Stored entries
begin

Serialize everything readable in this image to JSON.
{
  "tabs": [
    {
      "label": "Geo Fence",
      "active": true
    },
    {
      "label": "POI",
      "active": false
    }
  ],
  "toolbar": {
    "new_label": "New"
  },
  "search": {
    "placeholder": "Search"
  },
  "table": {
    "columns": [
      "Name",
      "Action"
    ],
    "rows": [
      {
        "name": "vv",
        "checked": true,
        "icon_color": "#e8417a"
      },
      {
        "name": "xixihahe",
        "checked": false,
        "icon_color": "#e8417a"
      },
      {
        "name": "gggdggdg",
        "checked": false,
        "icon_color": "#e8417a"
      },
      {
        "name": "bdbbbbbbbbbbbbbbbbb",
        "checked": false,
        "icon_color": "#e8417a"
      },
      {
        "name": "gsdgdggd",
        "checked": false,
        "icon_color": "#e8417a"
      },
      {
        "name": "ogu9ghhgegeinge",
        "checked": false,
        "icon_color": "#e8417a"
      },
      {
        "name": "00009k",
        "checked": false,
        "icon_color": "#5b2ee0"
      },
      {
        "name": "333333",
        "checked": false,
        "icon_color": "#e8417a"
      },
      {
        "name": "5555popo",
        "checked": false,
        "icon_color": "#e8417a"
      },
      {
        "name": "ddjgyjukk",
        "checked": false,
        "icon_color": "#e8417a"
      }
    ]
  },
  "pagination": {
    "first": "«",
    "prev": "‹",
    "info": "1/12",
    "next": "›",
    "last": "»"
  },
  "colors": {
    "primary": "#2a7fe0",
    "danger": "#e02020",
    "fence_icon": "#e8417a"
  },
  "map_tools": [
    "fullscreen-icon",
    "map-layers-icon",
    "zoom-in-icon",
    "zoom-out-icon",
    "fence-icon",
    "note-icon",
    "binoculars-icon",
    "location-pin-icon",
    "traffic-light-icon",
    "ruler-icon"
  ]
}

end

WHAT IS REQUIRED
Your task is to print the whole listing again exactly.

TASK OUTPUT
Serialize everything readable in this image to JSON.
{
  "tabs": [
    {
      "label": "Geo Fence",
      "active": true
    },
    {
      "label": "POI",
      "active": false
    }
  ],
  "toolbar": {
    "new_label": "New"
  },
  "search": {
    "placeholder": "Search"
  },
  "table": {
    "columns": [
      "Name",
      "Action"
    ],
    "rows": [
      {
        "name": "vv",
        "checked": true,
        "icon_color": "#e8417a"
      },
      {
        "name": "xixihahe",
        "checked": false,
        "icon_color": "#e8417a"
      },
      {
        "name": "gggdggdg",
        "checked": false,
        "icon_color": "#e8417a"
      },
      {
        "name": "bdbbbbbbbbbbbbbbbbb",
        "checked": false,
        "icon_color": "#e8417a"
      },
      {
        "name": "gsdgdggd",
        "checked": false,
        "icon_color": "#e8417a"
      },
      {
        "name": "ogu9ghhgegeinge",
        "checked": false,
        "icon_color": "#e8417a"
      },
      {
        "name": "00009k",
        "checked": false,
        "icon_color": "#5b2ee0"
      },
      {
        "name": "333333",
        "checked": false,
        "icon_color": "#e8417a"
      },
      {
        "name": "5555popo",
        "checked": false,
        "icon_color": "#e8417a"
      },
      {
        "name": "ddjgyjukk",
        "checked": false,
        "icon_color": "#e8417a"
      }
    ]
  },
  "pagination": {
    "first": "«",
    "prev": "‹",
    "info": "1/12",
    "next": "›",
    "last": "»"
  },
  "colors": {
    "primary": "#2a7fe0",
    "danger": "#e02020",
    "fence_icon": "#e8417a"
  },
  "map_tools": [
    "fullscreen-icon",
    "map-layers-icon",
    "zoom-in-icon",
    "zoom-out-icon",
    "fence-icon",
    "note-icon",
    "binoculars-icon",
    "location-pin-icon",
    "traffic-light-icon",
    "ruler-icon"
  ]
}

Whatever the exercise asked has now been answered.